◆ DOCUMENT ◆
+--

FARMINGTON, PENNSYLVANIA

LAURY LIVSEY: We would like to welcome 84 Lumber Classic defending champion Jason Gore into the media center. You've had an interesting season, some injuries and some consistent play and some inconsistent play. Talk a little bit about your season.

JASON GORE: I think you summed it up perfectly. It's been pretty inconsistent. I've shown signs of being a decent player and I've shown signs of quickly making my way back to the Spanos Tour. But it's part of the learning process out here, and I think I favored my elbow injury, probably played a little bit more than I should have. Next year I'll know to take time off and get healthy, but now I'm back to 100 percent, and just if I can get my first round scores to be Friday, Saturday and Sundays, that would be good, and I might be back here in this room on Sunday.

Q. After such a whirlwind year last year, to do what you did from the Open on, you use that as kind of a building block, but is it tough, I don't want to say emotionally, to recapture that? You just don't throw a switch on.

+--

◆ RECORDED DATA ◆

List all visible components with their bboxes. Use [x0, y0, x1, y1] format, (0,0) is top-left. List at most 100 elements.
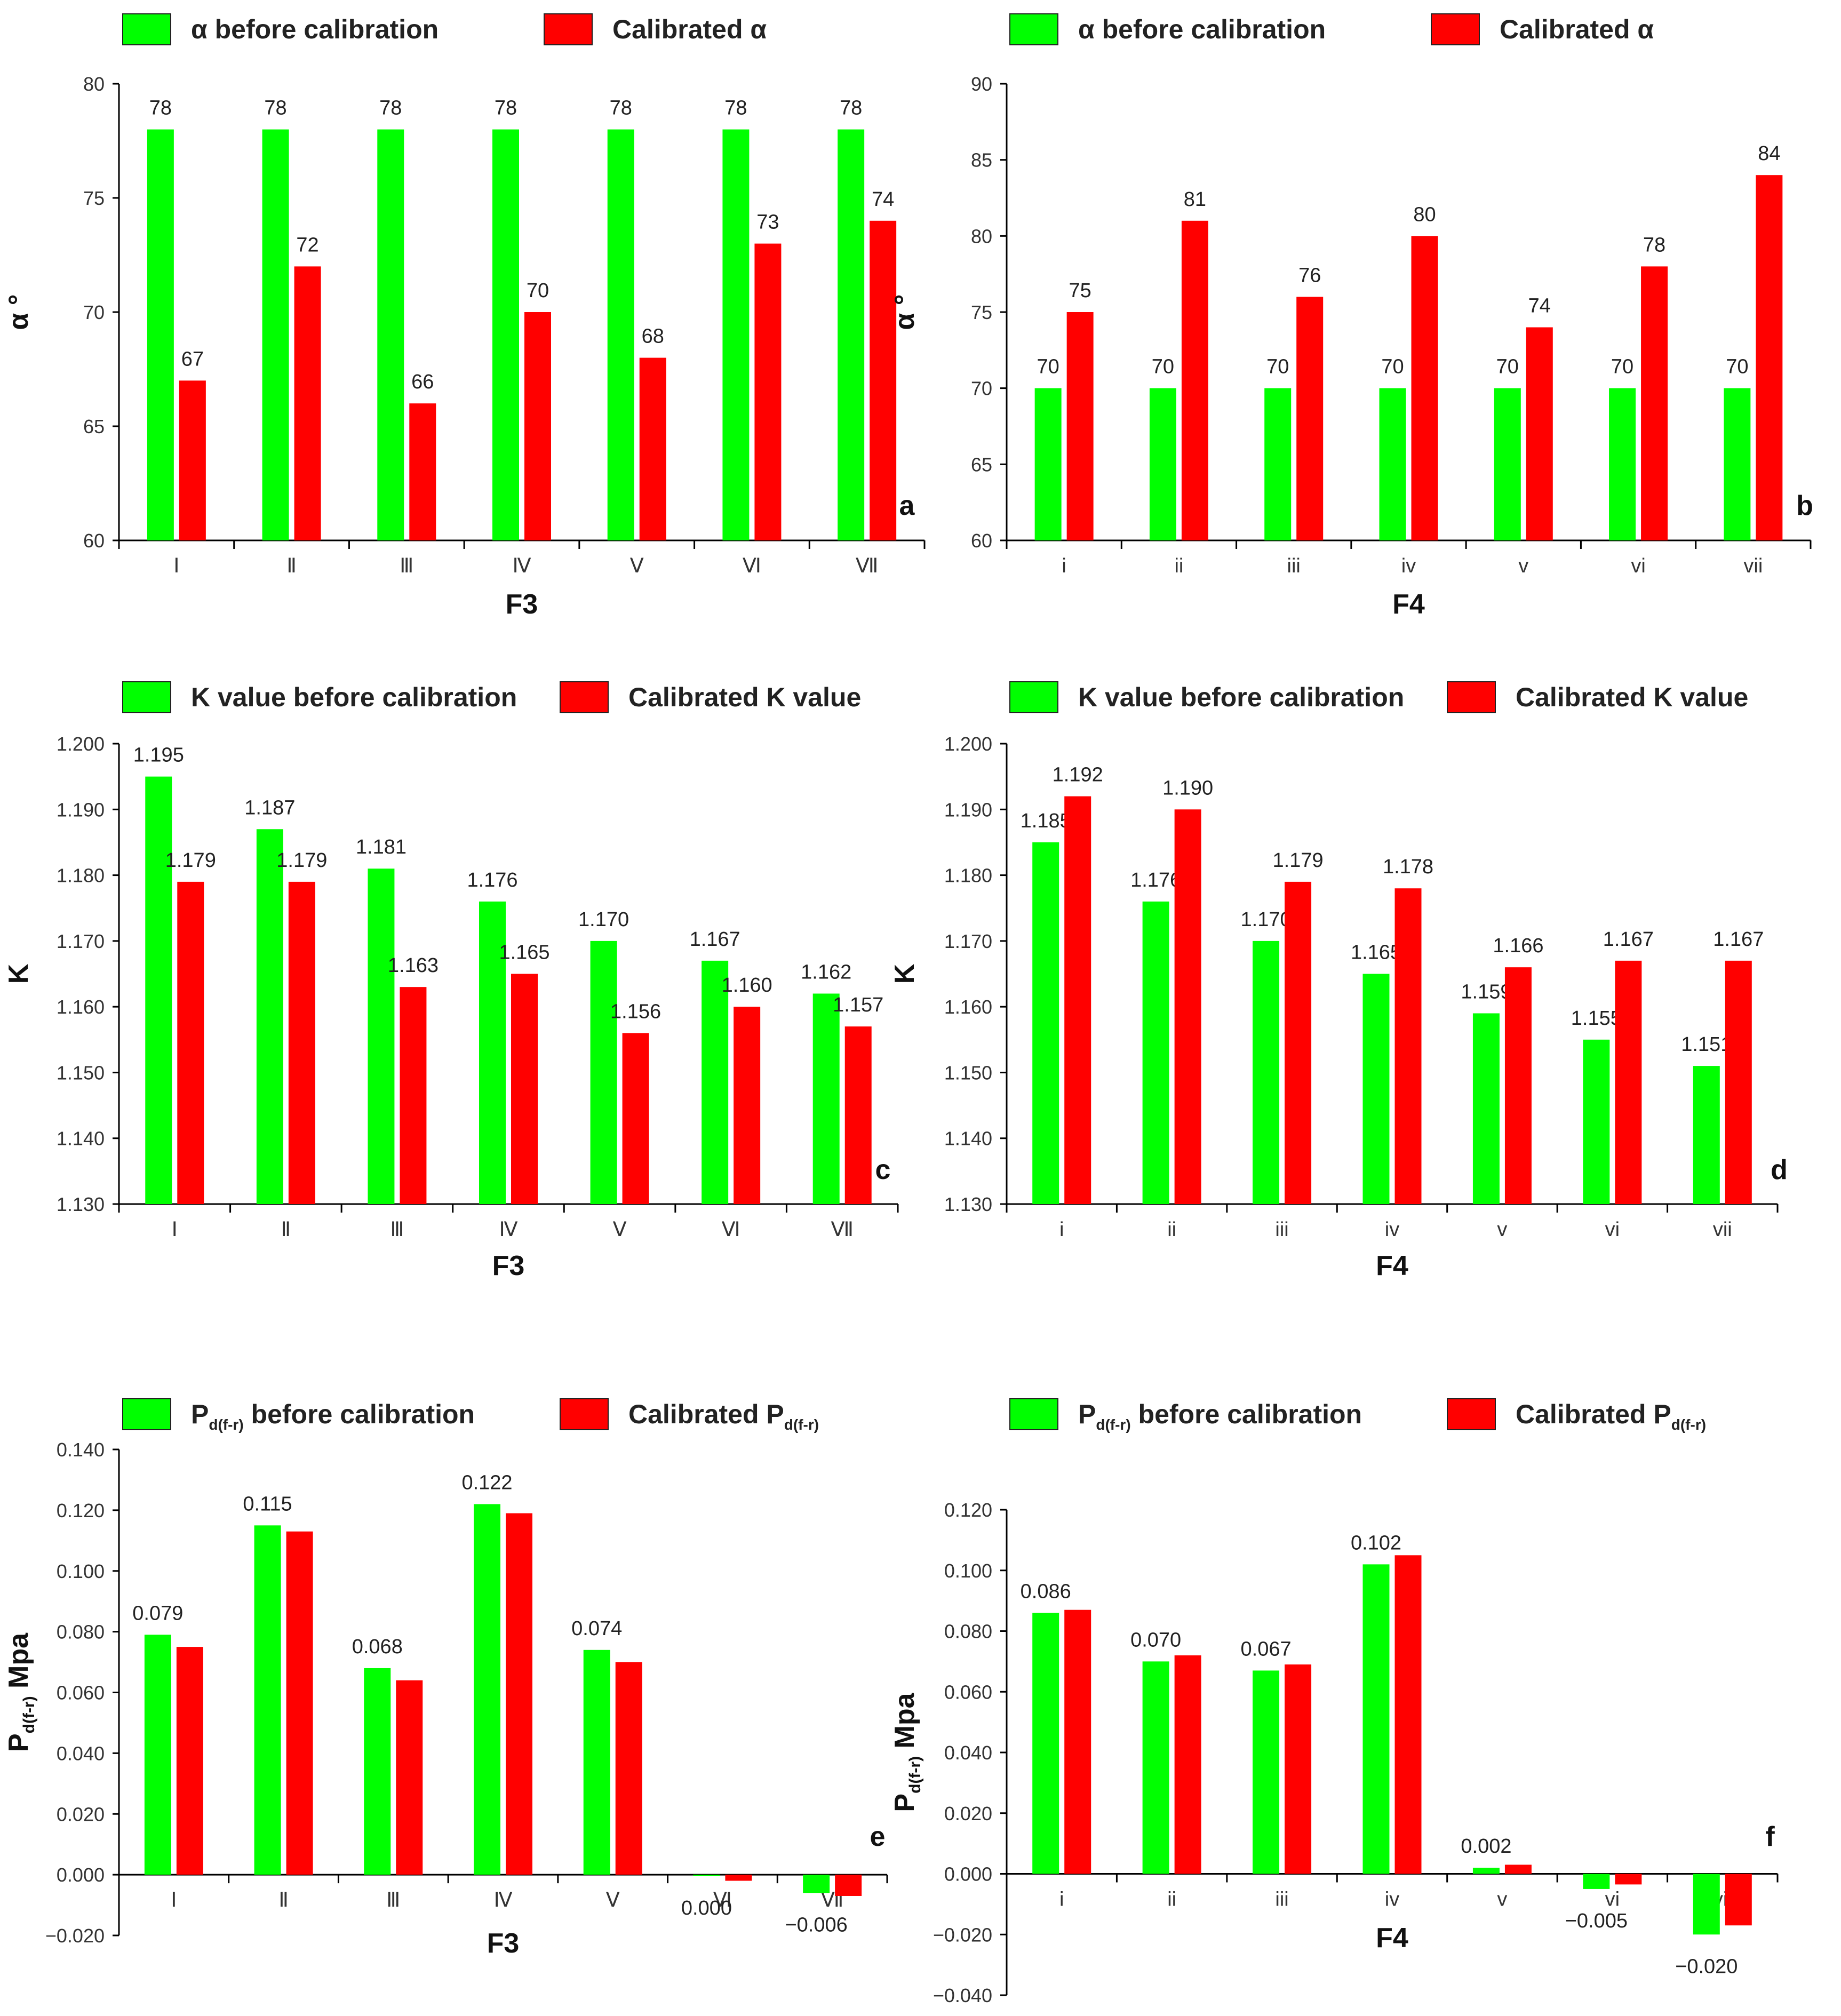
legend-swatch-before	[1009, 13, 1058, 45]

+--

◆ WHAT IS REQUIRED ◆
Print the stretch of the Jason Gore press conference transcript from "LAURY LIVSEY: We" through "about your season.".

◆ RESPONSE TO THE TASK ◆
LAURY LIVSEY: We would like to welcome 84 Lumber Classic defending champion Jason Gore into the media center. You've had an interesting season, some injuries and some consistent play and some inconsistent play. Talk a little bit about your season.